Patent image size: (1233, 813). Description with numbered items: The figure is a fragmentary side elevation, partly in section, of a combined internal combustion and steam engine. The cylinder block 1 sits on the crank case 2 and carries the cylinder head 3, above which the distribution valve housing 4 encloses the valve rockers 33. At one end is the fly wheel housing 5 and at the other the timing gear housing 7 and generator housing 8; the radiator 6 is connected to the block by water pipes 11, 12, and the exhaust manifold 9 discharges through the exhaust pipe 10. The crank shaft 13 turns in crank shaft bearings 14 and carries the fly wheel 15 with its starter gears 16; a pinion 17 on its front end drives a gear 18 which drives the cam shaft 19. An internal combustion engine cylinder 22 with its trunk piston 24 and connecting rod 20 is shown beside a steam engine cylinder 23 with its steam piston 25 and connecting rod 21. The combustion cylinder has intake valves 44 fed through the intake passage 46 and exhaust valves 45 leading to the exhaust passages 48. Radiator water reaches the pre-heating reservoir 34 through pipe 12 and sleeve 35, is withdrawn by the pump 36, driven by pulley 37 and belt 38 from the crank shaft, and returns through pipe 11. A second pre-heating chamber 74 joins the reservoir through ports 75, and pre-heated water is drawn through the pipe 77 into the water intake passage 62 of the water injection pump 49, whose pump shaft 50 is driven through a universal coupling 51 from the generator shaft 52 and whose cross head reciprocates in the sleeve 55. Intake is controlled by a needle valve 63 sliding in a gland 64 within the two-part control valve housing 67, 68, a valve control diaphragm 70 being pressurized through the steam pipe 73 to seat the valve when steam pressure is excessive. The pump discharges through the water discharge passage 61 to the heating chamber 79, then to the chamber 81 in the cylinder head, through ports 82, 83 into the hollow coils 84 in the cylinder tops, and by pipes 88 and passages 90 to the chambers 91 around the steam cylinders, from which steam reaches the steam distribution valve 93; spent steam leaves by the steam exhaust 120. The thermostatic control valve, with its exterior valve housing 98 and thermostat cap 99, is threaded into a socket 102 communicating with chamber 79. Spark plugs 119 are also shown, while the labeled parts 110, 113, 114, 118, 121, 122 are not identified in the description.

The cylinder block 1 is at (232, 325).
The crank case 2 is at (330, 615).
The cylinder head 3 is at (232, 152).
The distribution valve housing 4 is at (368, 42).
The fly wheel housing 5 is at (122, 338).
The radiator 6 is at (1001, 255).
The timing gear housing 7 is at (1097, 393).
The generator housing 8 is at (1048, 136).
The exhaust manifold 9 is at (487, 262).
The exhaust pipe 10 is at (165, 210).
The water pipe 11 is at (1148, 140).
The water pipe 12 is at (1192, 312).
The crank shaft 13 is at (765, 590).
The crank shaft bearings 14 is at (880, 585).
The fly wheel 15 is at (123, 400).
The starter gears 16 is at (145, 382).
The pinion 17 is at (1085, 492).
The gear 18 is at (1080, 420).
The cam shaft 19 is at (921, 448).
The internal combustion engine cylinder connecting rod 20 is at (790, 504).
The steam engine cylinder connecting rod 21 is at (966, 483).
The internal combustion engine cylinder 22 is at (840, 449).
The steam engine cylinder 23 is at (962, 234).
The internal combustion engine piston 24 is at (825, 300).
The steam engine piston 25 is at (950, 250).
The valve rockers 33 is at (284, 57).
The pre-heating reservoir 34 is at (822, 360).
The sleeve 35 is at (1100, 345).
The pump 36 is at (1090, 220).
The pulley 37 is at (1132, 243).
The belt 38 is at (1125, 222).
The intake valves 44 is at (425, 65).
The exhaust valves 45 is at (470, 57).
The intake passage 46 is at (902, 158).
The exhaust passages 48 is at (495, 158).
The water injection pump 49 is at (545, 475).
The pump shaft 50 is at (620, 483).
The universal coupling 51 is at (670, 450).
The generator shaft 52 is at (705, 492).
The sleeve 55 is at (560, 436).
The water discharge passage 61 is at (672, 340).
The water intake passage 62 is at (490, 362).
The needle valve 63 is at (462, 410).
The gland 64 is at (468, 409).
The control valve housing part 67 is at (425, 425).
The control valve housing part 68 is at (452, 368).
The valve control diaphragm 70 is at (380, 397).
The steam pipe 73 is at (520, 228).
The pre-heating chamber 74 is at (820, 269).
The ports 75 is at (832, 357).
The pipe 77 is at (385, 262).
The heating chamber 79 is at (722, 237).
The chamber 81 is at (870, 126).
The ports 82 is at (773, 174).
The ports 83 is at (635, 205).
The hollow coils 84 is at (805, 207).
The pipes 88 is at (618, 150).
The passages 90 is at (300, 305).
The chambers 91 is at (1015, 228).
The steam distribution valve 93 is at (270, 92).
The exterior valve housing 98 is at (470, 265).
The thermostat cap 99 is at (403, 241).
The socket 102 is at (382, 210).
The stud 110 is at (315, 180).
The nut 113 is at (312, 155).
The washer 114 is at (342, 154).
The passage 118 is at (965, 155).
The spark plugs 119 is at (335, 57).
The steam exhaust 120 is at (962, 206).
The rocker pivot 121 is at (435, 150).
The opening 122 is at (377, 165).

--

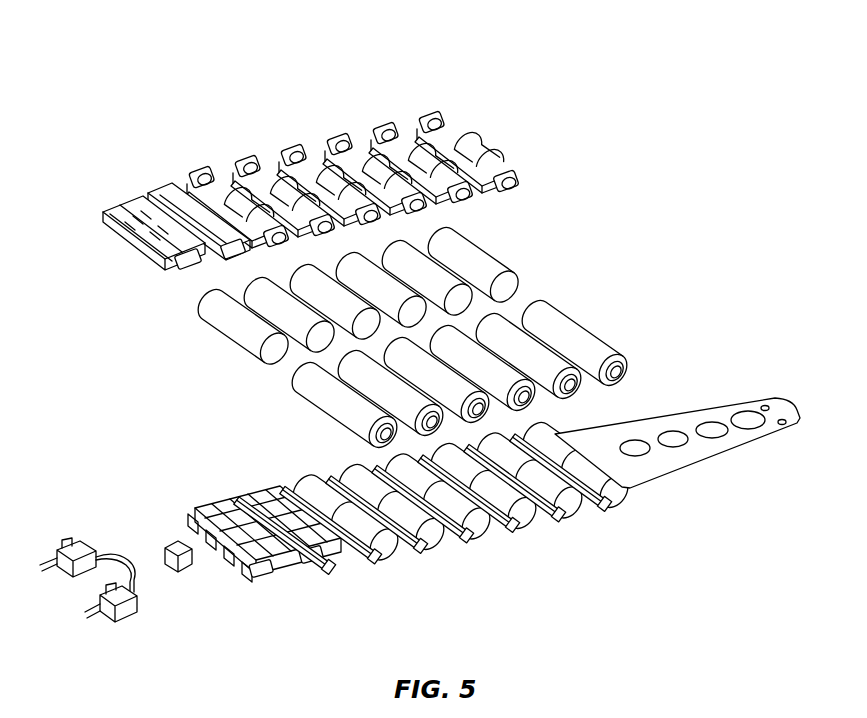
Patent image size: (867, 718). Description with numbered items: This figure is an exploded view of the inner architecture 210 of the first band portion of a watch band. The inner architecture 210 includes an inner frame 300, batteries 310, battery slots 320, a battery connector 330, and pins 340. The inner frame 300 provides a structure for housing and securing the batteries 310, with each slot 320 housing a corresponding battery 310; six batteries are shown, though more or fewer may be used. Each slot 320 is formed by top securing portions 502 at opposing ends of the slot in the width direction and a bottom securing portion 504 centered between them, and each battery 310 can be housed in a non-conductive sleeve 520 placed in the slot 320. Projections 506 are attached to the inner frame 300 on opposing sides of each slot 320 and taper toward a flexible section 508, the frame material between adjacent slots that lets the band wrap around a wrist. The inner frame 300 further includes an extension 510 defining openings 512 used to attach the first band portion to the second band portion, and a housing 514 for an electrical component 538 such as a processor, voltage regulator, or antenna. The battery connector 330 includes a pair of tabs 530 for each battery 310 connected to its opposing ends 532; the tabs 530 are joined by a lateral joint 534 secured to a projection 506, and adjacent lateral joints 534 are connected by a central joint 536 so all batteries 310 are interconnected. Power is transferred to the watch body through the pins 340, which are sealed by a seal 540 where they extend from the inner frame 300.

• [What you will do] Copy every line of the material above that contains the string "body", treating uppercase and lowercase as different.

• [Exercise output]
Patent image size: (867, 718). Description with numbered items: This figure is an exploded view of the inner architecture 210 of the first band portion of a watch band. The inner architecture 210 includes an inner frame 300, batteries 310, battery slots 320, a battery connector 330, and pins 340. The inner frame 300 provides a structure for housing and securing the batteries 310, with each slot 320 housing a corresponding battery 310; six batteries are shown, though more or fewer may be used. Each slot 320 is formed by top securing portions 502 at opposing ends of the slot in the width direction and a bottom securing portion 504 centered between them, and each battery 310 can be housed in a non-conductive sleeve 520 placed in the slot 320. Projections 506 are attached to the inner frame 300 on opposing sides of each slot 320 and taper toward a flexible section 508, the frame material between adjacent slots that lets the band wrap around a wrist. The inner frame 300 further includes an extension 510 defining openings 512 used to attach the first band portion to the second band portion, and a housing 514 for an electrical component 538 such as a processor, voltage regulator, or antenna. The battery connector 330 includes a pair of tabs 530 for each battery 310 connected to its opposing ends 532; the tabs 530 are joined by a lateral joint 534 secured to a projection 506, and adjacent lateral joints 534 are connected by a central joint 536 so all batteries 310 are interconnected. Power is transferred to the watch body through the pins 340, which are sealed by a seal 540 where they extend from the inner frame 300.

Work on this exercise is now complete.